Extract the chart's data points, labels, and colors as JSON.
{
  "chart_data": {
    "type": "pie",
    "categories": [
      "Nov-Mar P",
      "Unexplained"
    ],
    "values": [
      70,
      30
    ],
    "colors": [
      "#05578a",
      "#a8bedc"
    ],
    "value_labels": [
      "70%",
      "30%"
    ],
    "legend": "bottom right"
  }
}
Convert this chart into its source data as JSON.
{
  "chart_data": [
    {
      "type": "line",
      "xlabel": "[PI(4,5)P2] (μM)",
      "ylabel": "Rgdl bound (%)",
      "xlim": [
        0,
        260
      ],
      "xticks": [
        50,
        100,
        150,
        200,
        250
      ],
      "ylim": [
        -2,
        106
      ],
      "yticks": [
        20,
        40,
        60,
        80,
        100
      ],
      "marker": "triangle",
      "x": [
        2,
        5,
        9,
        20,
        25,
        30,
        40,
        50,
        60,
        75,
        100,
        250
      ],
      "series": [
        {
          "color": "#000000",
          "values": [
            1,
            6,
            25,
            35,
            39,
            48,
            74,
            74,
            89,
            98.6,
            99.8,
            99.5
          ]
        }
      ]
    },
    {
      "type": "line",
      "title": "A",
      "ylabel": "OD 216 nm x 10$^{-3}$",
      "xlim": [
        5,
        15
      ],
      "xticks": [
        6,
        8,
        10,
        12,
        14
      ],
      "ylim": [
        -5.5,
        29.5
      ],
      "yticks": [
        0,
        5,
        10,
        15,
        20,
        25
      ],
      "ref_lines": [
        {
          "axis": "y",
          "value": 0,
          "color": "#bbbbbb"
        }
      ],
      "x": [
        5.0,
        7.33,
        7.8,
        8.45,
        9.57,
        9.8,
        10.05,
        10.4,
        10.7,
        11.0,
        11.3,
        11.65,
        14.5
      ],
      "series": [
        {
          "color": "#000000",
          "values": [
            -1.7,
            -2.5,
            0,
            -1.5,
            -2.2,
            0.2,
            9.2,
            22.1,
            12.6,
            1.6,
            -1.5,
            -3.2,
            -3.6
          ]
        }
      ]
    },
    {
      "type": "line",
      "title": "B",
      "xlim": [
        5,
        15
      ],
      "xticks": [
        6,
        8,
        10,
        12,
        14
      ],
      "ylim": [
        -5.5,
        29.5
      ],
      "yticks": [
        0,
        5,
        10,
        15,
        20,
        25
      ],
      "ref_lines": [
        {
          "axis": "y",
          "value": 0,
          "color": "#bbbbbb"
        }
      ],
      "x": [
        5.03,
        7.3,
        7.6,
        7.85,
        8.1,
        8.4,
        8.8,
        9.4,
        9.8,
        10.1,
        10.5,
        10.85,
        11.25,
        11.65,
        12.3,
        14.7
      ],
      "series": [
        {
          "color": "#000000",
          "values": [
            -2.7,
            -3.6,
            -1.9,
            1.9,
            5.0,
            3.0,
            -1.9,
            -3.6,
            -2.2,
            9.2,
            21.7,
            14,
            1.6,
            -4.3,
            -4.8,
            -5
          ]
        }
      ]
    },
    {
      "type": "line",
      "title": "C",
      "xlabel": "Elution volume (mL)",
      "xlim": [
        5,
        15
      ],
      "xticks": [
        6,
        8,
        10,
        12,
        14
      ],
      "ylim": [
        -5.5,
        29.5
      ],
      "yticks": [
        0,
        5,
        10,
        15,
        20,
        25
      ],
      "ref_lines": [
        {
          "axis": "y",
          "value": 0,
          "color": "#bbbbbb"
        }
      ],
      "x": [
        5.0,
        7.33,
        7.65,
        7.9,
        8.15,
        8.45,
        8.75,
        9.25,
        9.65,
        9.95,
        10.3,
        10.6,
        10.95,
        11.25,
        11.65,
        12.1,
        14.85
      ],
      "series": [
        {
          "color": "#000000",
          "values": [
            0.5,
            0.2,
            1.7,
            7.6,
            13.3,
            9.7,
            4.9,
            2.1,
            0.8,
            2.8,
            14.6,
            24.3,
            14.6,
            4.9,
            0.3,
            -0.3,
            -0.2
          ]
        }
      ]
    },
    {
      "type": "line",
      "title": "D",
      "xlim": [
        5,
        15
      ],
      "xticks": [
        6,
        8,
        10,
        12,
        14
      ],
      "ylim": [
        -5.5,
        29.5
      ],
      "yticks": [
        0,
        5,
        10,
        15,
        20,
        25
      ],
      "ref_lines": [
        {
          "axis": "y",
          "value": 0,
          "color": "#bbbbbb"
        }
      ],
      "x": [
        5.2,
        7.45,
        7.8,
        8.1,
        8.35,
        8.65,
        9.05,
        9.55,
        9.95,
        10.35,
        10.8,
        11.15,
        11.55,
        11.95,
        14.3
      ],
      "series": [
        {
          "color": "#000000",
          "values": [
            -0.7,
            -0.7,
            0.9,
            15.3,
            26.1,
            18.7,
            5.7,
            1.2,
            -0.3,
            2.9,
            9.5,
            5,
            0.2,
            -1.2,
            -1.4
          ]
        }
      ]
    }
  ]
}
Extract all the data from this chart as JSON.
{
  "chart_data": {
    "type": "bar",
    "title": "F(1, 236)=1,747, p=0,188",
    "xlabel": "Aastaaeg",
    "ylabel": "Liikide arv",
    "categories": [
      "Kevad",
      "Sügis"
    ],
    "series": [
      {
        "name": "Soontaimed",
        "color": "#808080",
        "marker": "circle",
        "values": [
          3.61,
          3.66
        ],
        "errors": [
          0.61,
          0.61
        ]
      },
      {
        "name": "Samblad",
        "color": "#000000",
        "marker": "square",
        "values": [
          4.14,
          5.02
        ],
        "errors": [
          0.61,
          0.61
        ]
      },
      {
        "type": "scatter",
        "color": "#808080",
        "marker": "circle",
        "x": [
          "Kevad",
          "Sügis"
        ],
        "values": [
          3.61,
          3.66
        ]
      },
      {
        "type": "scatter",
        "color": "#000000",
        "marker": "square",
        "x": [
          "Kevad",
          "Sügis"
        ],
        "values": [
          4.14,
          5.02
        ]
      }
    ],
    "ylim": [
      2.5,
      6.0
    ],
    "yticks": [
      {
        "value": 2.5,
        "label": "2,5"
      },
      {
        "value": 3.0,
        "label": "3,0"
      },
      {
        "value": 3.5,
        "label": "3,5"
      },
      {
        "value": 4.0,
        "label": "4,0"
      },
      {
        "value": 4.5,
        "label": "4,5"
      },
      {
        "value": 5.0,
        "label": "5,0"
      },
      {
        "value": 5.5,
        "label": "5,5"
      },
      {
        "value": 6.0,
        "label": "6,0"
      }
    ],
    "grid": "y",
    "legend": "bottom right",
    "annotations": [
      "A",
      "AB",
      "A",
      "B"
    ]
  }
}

YOUR TASK:
Write out all records exactly, keeping every detail.

COMPLETED TASK:
Extract the chart's data points, labels, and colors as JSON.
{
  "chart_data": {
    "type": "pie",
    "categories": [
      "Nov-Mar P",
      "Unexplained"
    ],
    "values": [
      70,
      30
    ],
    "colors": [
      "#05578a",
      "#a8bedc"
    ],
    "value_labels": [
      "70%",
      "30%"
    ],
    "legend": "bottom right"
  }
}
Convert this chart into its source data as JSON.
{
  "chart_data": [
    {
      "type": "line",
      "xlabel": "[PI(4,5)P2] (μM)",
      "ylabel": "Rgdl bound (%)",
      "xlim": [
        0,
        260
      ],
      "xticks": [
        50,
        100,
        150,
        200,
        250
      ],
      "ylim": [
        -2,
        106
      ],
      "yticks": [
        20,
        40,
        60,
        80,
        100
      ],
      "marker": "triangle",
      "x": [
        2,
        5,
        9,
        20,
        25,
        30,
        40,
        50,
        60,
        75,
        100,
        250
      ],
      "series": [
        {
          "color": "#000000",
          "values": [
            1,
            6,
            25,
            35,
            39,
            48,
            74,
            74,
            89,
            98.6,
            99.8,
            99.5
          ]
        }
      ]
    },
    {
      "type": "line",
      "title": "A",
      "ylabel": "OD 216 nm x 10$^{-3}$",
      "xlim": [
        5,
        15
      ],
      "xticks": [
        6,
        8,
        10,
        12,
        14
      ],
      "ylim": [
        -5.5,
        29.5
      ],
      "yticks": [
        0,
        5,
        10,
        15,
        20,
        25
      ],
      "ref_lines": [
        {
          "axis": "y",
          "value": 0,
          "color": "#bbbbbb"
        }
      ],
      "x": [
        5.0,
        7.33,
        7.8,
        8.45,
        9.57,
        9.8,
        10.05,
        10.4,
        10.7,
        11.0,
        11.3,
        11.65,
        14.5
      ],
      "series": [
        {
          "color": "#000000",
          "values": [
            -1.7,
            -2.5,
            0,
            -1.5,
            -2.2,
            0.2,
            9.2,
            22.1,
            12.6,
            1.6,
            -1.5,
            -3.2,
            -3.6
          ]
        }
      ]
    },
    {
      "type": "line",
      "title": "B",
      "xlim": [
        5,
        15
      ],
      "xticks": [
        6,
        8,
        10,
        12,
        14
      ],
      "ylim": [
        -5.5,
        29.5
      ],
      "yticks": [
        0,
        5,
        10,
        15,
        20,
        25
      ],
      "ref_lines": [
        {
          "axis": "y",
          "value": 0,
          "color": "#bbbbbb"
        }
      ],
      "x": [
        5.03,
        7.3,
        7.6,
        7.85,
        8.1,
        8.4,
        8.8,
        9.4,
        9.8,
        10.1,
        10.5,
        10.85,
        11.25,
        11.65,
        12.3,
        14.7
      ],
      "series": [
        {
          "color": "#000000",
          "values": [
            -2.7,
            -3.6,
            -1.9,
            1.9,
            5.0,
            3.0,
            -1.9,
            -3.6,
            -2.2,
            9.2,
            21.7,
            14,
            1.6,
            -4.3,
            -4.8,
            -5
          ]
        }
      ]
    },
    {
      "type": "line",
      "title": "C",
      "xlabel": "Elution volume (mL)",
      "xlim": [
        5,
        15
      ],
      "xticks": [
        6,
        8,
        10,
        12,
        14
      ],
      "ylim": [
        -5.5,
        29.5
      ],
      "yticks": [
        0,
        5,
        10,
        15,
        20,
        25
      ],
      "ref_lines": [
        {
          "axis": "y",
          "value": 0,
          "color": "#bbbbbb"
        }
      ],
      "x": [
        5.0,
        7.33,
        7.65,
        7.9,
        8.15,
        8.45,
        8.75,
        9.25,
        9.65,
        9.95,
        10.3,
        10.6,
        10.95,
        11.25,
        11.65,
        12.1,
        14.85
      ],
      "series": [
        {
          "color": "#000000",
          "values": [
            0.5,
            0.2,
            1.7,
            7.6,
            13.3,
            9.7,
            4.9,
            2.1,
            0.8,
            2.8,
            14.6,
            24.3,
            14.6,
            4.9,
            0.3,
            -0.3,
            -0.2
          ]
        }
      ]
    },
    {
      "type": "line",
      "title": "D",
      "xlim": [
        5,
        15
      ],
      "xticks": [
        6,
        8,
        10,
        12,
        14
      ],
      "ylim": [
        -5.5,
        29.5
      ],
      "yticks": [
        0,
        5,
        10,
        15,
        20,
        25
      ],
      "ref_lines": [
        {
          "axis": "y",
          "value": 0,
          "color": "#bbbbbb"
        }
      ],
      "x": [
        5.2,
        7.45,
        7.8,
        8.1,
        8.35,
        8.65,
        9.05,
        9.55,
        9.95,
        10.35,
        10.8,
        11.15,
        11.55,
        11.95,
        14.3
      ],
      "series": [
        {
          "color": "#000000",
          "values": [
            -0.7,
            -0.7,
            0.9,
            15.3,
            26.1,
            18.7,
            5.7,
            1.2,
            -0.3,
            2.9,
            9.5,
            5,
            0.2,
            -1.2,
            -1.4
          ]
        }
      ]
    }
  ]
}
Extract all the data from this chart as JSON.
{
  "chart_data": {
    "type": "bar",
    "title": "F(1, 236)=1,747, p=0,188",
    "xlabel": "Aastaaeg",
    "ylabel": "Liikide arv",
    "categories": [
      "Kevad",
      "Sügis"
    ],
    "series": [
      {
        "name": "Soontaimed",
        "color": "#808080",
        "marker": "circle",
        "values": [
          3.61,
          3.66
        ],
        "errors": [
          0.61,
          0.61
        ]
      },
      {
        "name": "Samblad",
        "color": "#000000",
        "marker": "square",
        "values": [
          4.14,
          5.02
        ],
        "errors": [
          0.61,
          0.61
        ]
      },
      {
        "type": "scatter",
        "color": "#808080",
        "marker": "circle",
        "x": [
          "Kevad",
          "Sügis"
        ],
        "values": [
          3.61,
          3.66
        ]
      },
      {
        "type": "scatter",
        "color": "#000000",
        "marker": "square",
        "x": [
          "Kevad",
          "Sügis"
        ],
        "values": [
          4.14,
          5.02
        ]
      }
    ],
    "ylim": [
      2.5,
      6.0
    ],
    "yticks": [
      {
        "value": 2.5,
        "label": "2,5"
      },
      {
        "value": 3.0,
        "label": "3,0"
      },
      {
        "value": 3.5,
        "label": "3,5"
      },
      {
        "value": 4.0,
        "label": "4,0"
      },
      {
        "value": 4.5,
        "label": "4,5"
      },
      {
        "value": 5.0,
        "label": "5,0"
      },
      {
        "value": 5.5,
        "label": "5,5"
      },
      {
        "value": 6.0,
        "label": "6,0"
      }
    ],
    "grid": "y",
    "legend": "bottom right",
    "annotations": [
      "A",
      "AB",
      "A",
      "B"
    ]
  }
}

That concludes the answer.